▸ Passage to read:
Figure 9. CO₂ sinks (negative) and sources (positive) calculated here and compared to those of the cited authors excluding annual crops, in billion tons of CO₂ per year for the world in 2023. The algebraic sum is zero in both cases.

Our contribution from the global ocean 5 is a source, whereas it is a sink for the cited authors. These differences result directly from the almost universal absence of annual plants in literature budgets, regardless of any other consideration. They are likely to change the way we view some aspects of climate policies adopted to date.

4.1. Other Approaches

Given the significance of the differences between our values and those in the literature, we verified their relevance using several approaches. We found only one publication in the literature describing the share of annual plants in global CCS (Wolf et al., 2015). Based on the same sources as us (FAO, n.d.), their net primary production of harvested annual plants and forages required 28.2 GtCO₂/year in 2011, compared to our 27.6 GtCO₂/year for 2010, which is quite consistent. The orders of magnitude were three times higher than those of authors not taking annual plants into account (e.g. Le Quéré et al., 2013). However, Wolf et al. (2015) considered that the storage period did not exceed one year, with restitution by respiration immediately following harvest, which is consistent with the provision excluding annual plants. On the contrary, we consider that a half-life of carbon storage (DSC) of more than 10 years does not justify this exclusion and that annual plants have their full place in carbon budgets.

Knowing the absorptions by cultivated plants AW and their DSC, we might expect the restitutions from plants EW to be close to the AW/DSC ratio, or 2.2 GtCO₂/year in 2023. This figure is significantly lower than our EW value, probably due to the asymmetry of the kinetics around harvest.

We also approximated the order of magnitude of the restitution by cultivated plants EW by considering global dioxygen consumption. According to Huang et al. (2018), it would be about 48 GtO₂/year updated to 2023. The main contribution was due to the combustion of fossil hydrocarbons which consumed 38.2 GtO₂/year in 2015, or 41.9 GtO₂/year in 2023 modulated by the world population. The difference with the total global consumption of dioxygen, or 6.1 GtO₂/year, is due to the mineralization of organic matter by respiration, fermentation and combustion. According to reaction (1) taken in the direction of respiration from right to left, the CO₂ production resulting from this consumption of oxygen would be 8.4 GtCO₂/year, which is within the range of our EW assessment.

▸ Exercise: From the passage on CO₂ sinks and sources, return word for word everything from "We also approximated" down to "our EW assessment.".

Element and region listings
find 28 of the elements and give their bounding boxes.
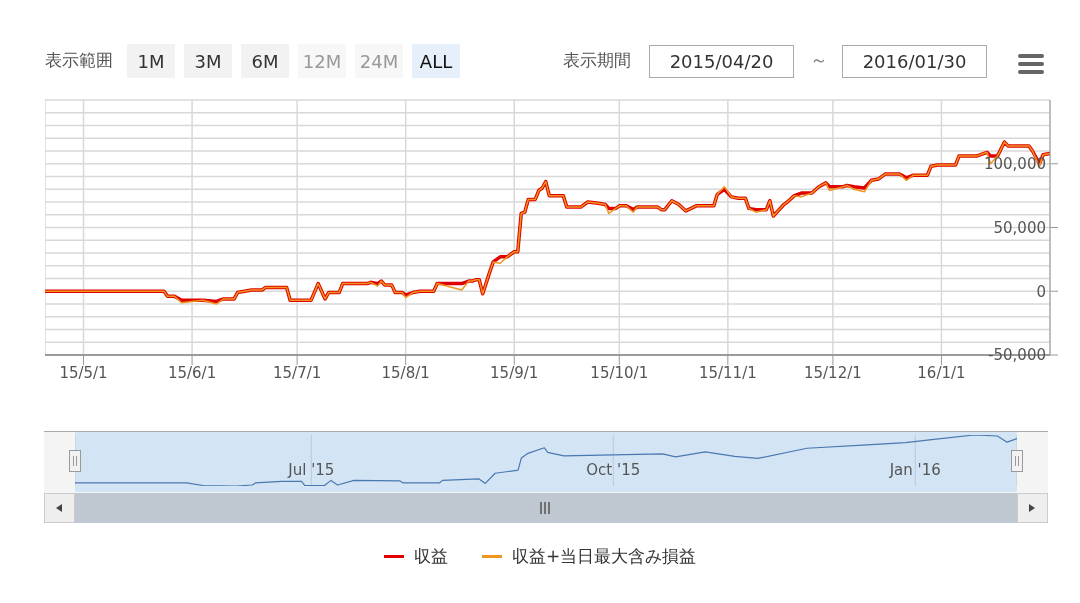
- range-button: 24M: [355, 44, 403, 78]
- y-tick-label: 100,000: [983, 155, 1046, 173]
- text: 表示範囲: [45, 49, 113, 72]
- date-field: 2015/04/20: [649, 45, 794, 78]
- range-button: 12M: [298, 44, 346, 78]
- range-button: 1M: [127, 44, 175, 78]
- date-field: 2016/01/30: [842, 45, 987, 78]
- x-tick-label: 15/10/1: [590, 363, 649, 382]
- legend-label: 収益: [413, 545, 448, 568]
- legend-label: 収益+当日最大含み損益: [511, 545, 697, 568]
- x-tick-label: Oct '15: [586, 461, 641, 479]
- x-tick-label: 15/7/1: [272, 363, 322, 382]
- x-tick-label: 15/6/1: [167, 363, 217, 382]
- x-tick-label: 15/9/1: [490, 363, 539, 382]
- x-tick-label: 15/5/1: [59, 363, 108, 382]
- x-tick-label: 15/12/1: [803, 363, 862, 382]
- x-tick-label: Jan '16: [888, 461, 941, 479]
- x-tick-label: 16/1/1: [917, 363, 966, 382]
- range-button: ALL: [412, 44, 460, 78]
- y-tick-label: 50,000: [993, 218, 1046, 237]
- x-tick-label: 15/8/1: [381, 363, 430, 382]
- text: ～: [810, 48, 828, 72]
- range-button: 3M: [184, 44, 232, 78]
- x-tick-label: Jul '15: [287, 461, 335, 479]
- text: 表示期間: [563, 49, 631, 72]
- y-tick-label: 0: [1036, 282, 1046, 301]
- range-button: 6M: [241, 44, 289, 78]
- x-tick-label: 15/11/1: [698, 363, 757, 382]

--

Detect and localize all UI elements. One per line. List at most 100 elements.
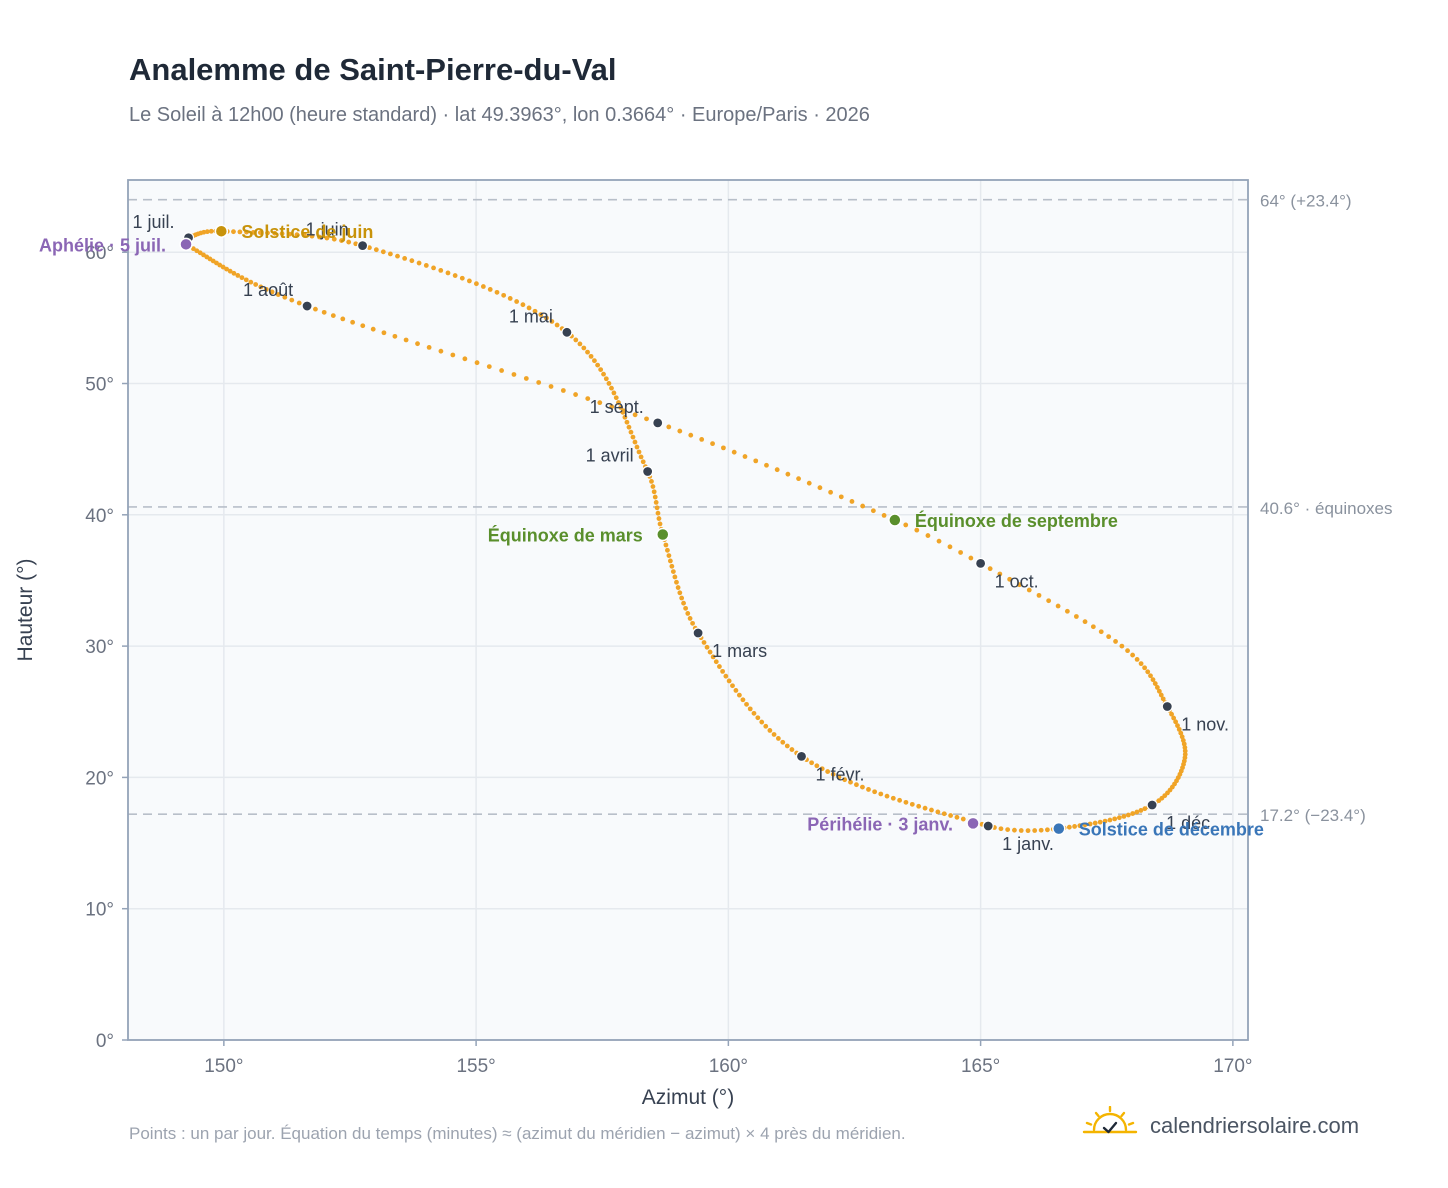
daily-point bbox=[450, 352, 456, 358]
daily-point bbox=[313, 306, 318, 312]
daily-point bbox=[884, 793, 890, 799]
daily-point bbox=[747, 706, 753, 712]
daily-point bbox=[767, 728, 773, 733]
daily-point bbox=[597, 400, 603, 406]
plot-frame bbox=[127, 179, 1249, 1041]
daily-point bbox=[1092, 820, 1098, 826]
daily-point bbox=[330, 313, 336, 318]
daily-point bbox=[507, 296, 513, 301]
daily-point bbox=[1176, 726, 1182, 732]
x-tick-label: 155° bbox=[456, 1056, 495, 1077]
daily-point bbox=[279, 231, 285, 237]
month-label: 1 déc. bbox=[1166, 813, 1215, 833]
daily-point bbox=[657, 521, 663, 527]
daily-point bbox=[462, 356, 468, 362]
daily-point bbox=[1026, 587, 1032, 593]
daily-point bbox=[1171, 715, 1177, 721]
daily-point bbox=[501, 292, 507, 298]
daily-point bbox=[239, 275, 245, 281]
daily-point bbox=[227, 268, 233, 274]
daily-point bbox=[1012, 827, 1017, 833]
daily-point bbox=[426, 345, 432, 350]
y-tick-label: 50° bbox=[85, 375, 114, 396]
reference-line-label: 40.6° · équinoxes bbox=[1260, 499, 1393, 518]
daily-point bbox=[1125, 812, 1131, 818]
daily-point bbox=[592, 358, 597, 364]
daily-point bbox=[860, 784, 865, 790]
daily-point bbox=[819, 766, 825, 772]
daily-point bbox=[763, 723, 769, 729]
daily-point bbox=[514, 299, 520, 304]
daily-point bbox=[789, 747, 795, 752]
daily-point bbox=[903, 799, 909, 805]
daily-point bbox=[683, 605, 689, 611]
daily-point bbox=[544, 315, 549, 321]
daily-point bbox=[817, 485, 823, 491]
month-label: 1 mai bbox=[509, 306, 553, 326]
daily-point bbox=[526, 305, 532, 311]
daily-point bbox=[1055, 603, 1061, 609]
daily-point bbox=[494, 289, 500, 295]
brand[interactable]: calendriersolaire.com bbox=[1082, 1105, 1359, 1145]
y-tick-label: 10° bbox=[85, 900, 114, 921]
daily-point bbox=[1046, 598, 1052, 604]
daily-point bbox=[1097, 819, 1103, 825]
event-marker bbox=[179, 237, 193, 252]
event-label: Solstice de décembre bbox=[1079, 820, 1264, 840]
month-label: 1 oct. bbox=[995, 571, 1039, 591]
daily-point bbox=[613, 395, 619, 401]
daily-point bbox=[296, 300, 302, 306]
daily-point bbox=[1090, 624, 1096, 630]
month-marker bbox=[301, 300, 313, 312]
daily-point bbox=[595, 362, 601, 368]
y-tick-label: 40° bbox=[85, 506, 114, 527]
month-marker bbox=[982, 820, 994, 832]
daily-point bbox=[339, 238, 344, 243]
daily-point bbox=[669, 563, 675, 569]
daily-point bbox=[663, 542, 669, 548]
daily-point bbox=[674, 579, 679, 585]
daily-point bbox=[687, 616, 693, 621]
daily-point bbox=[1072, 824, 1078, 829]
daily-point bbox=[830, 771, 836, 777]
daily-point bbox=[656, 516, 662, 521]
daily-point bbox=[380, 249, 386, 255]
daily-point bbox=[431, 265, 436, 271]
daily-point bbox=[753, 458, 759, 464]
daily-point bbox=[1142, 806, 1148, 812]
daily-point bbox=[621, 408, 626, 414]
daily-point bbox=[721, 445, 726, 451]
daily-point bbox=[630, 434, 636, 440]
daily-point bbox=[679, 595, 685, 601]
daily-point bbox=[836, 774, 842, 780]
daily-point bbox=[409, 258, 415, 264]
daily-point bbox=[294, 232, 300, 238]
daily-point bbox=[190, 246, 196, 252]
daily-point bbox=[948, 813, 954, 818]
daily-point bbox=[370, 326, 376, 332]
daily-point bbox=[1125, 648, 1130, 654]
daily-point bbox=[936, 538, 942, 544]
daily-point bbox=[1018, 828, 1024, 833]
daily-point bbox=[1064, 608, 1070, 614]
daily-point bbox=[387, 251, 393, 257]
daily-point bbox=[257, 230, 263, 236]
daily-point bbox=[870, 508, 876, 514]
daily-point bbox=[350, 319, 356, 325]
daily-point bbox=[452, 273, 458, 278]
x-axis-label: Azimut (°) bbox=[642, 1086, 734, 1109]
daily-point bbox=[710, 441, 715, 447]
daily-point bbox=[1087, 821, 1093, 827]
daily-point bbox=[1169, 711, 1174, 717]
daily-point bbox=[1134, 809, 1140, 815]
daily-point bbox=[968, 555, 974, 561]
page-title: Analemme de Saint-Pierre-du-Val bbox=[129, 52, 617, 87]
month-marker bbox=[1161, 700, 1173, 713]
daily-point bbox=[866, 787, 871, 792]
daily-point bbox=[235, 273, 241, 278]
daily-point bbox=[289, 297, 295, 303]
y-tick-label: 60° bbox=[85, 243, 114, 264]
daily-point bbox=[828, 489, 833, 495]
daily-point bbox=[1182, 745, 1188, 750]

▸ The completed task:
We also approximated the order of magnitude of the restitution by cultivated plants EW by considering global dioxygen consumption. According to Huang et al. (2018), it would be about 48 GtO₂/year updated to 2023. The main contribution was due to the combustion of fossil hydrocarbons which consumed 38.2 GtO₂/year in 2015, or 41.9 GtO₂/year in 2023 modulated by the world population. The difference with the total global consumption of dioxygen, or 6.1 GtO₂/year, is due to the mineralization of organic matter by respiration, fermentation and combustion. According to reaction (1) taken in the direction of respiration from right to left, the CO₂ production resulting from this consumption of oxygen would be 8.4 GtCO₂/year, which is within the range of our EW assessment.